-- BEGIN EXCERPTED DATA --

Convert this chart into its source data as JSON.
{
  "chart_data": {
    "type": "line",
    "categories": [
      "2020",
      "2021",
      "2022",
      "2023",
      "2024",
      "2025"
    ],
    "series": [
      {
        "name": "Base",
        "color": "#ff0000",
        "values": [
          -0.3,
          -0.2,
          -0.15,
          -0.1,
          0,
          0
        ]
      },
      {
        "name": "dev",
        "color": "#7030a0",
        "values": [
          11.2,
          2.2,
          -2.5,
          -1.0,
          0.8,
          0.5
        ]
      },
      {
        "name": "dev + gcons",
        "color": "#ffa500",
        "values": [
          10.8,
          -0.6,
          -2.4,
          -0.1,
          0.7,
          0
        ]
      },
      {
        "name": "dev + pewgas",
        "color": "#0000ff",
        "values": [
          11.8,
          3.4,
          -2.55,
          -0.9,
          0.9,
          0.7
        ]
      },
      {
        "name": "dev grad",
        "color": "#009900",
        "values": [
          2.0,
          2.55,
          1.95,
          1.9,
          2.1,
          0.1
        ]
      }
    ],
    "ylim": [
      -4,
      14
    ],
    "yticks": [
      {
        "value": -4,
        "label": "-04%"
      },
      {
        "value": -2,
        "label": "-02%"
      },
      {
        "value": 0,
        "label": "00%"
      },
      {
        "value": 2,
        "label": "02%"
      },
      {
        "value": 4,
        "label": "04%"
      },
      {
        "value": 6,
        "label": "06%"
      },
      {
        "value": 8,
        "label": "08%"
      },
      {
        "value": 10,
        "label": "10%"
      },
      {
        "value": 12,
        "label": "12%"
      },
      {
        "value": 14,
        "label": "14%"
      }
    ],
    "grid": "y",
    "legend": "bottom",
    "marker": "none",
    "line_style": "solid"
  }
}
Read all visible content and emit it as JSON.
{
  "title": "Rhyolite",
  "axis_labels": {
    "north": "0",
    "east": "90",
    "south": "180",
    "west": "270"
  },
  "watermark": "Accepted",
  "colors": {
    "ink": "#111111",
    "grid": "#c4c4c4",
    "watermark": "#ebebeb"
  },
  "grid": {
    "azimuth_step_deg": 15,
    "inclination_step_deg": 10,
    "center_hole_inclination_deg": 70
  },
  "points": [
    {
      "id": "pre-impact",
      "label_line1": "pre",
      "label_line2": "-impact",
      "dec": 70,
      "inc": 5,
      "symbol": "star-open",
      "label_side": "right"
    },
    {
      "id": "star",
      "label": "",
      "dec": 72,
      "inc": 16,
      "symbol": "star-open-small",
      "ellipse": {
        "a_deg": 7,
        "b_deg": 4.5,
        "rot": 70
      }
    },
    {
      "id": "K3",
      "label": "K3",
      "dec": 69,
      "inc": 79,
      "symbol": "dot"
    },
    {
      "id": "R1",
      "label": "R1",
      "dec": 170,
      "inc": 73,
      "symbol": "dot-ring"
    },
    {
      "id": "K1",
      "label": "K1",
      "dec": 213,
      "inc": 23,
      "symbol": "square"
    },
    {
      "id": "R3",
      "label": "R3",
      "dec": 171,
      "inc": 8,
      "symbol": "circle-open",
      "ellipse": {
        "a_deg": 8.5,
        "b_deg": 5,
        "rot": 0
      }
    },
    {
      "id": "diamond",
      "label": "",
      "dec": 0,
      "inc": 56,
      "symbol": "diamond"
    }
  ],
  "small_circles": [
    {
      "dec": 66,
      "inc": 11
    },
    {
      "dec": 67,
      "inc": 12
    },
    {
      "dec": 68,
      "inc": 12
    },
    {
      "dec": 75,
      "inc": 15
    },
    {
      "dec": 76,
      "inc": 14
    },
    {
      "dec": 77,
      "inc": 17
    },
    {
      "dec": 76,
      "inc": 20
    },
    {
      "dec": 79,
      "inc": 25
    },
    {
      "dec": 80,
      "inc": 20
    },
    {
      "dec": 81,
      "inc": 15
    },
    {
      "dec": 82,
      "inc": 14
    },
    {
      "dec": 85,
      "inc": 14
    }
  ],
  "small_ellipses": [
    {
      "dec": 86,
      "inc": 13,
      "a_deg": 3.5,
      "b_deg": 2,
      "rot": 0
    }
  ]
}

-- END EXCERPTED DATA --

_GIVEN PROBLEM_
Write out every entry verbatim.

_FINISHED ANSWER_
Convert this chart into its source data as JSON.
{
  "chart_data": {
    "type": "line",
    "categories": [
      "2020",
      "2021",
      "2022",
      "2023",
      "2024",
      "2025"
    ],
    "series": [
      {
        "name": "Base",
        "color": "#ff0000",
        "values": [
          -0.3,
          -0.2,
          -0.15,
          -0.1,
          0,
          0
        ]
      },
      {
        "name": "dev",
        "color": "#7030a0",
        "values": [
          11.2,
          2.2,
          -2.5,
          -1.0,
          0.8,
          0.5
        ]
      },
      {
        "name": "dev + gcons",
        "color": "#ffa500",
        "values": [
          10.8,
          -0.6,
          -2.4,
          -0.1,
          0.7,
          0
        ]
      },
      {
        "name": "dev + pewgas",
        "color": "#0000ff",
        "values": [
          11.8,
          3.4,
          -2.55,
          -0.9,
          0.9,
          0.7
        ]
      },
      {
        "name": "dev grad",
        "color": "#009900",
        "values": [
          2.0,
          2.55,
          1.95,
          1.9,
          2.1,
          0.1
        ]
      }
    ],
    "ylim": [
      -4,
      14
    ],
    "yticks": [
      {
        "value": -4,
        "label": "-04%"
      },
      {
        "value": -2,
        "label": "-02%"
      },
      {
        "value": 0,
        "label": "00%"
      },
      {
        "value": 2,
        "label": "02%"
      },
      {
        "value": 4,
        "label": "04%"
      },
      {
        "value": 6,
        "label": "06%"
      },
      {
        "value": 8,
        "label": "08%"
      },
      {
        "value": 10,
        "label": "10%"
      },
      {
        "value": 12,
        "label": "12%"
      },
      {
        "value": 14,
        "label": "14%"
      }
    ],
    "grid": "y",
    "legend": "bottom",
    "marker": "none",
    "line_style": "solid"
  }
}
Read all visible content and emit it as JSON.
{
  "title": "Rhyolite",
  "axis_labels": {
    "north": "0",
    "east": "90",
    "south": "180",
    "west": "270"
  },
  "watermark": "Accepted",
  "colors": {
    "ink": "#111111",
    "grid": "#c4c4c4",
    "watermark": "#ebebeb"
  },
  "grid": {
    "azimuth_step_deg": 15,
    "inclination_step_deg": 10,
    "center_hole_inclination_deg": 70
  },
  "points": [
    {
      "id": "pre-impact",
      "label_line1": "pre",
      "label_line2": "-impact",
      "dec": 70,
      "inc": 5,
      "symbol": "star-open",
      "label_side": "right"
    },
    {
      "id": "star",
      "label": "",
      "dec": 72,
      "inc": 16,
      "symbol": "star-open-small",
      "ellipse": {
        "a_deg": 7,
        "b_deg": 4.5,
        "rot": 70
      }
    },
    {
      "id": "K3",
      "label": "K3",
      "dec": 69,
      "inc": 79,
      "symbol": "dot"
    },
    {
      "id": "R1",
      "label": "R1",
      "dec": 170,
      "inc": 73,
      "symbol": "dot-ring"
    },
    {
      "id": "K1",
      "label": "K1",
      "dec": 213,
      "inc": 23,
      "symbol": "square"
    },
    {
      "id": "R3",
      "label": "R3",
      "dec": 171,
      "inc": 8,
      "symbol": "circle-open",
      "ellipse": {
        "a_deg": 8.5,
        "b_deg": 5,
        "rot": 0
      }
    },
    {
      "id": "diamond",
      "label": "",
      "dec": 0,
      "inc": 56,
      "symbol": "diamond"
    }
  ],
  "small_circles": [
    {
      "dec": 66,
      "inc": 11
    },
    {
      "dec": 67,
      "inc": 12
    },
    {
      "dec": 68,
      "inc": 12
    },
    {
      "dec": 75,
      "inc": 15
    },
    {
      "dec": 76,
      "inc": 14
    },
    {
      "dec": 77,
      "inc": 17
    },
    {
      "dec": 76,
      "inc": 20
    },
    {
      "dec": 79,
      "inc": 25
    },
    {
      "dec": 80,
      "inc": 20
    },
    {
      "dec": 81,
      "inc": 15
    },
    {
      "dec": 82,
      "inc": 14
    },
    {
      "dec": 85,
      "inc": 14
    }
  ],
  "small_ellipses": [
    {
      "dec": 86,
      "inc": 13,
      "a_deg": 3.5,
      "b_deg": 2,
      "rot": 0
    }
  ]
}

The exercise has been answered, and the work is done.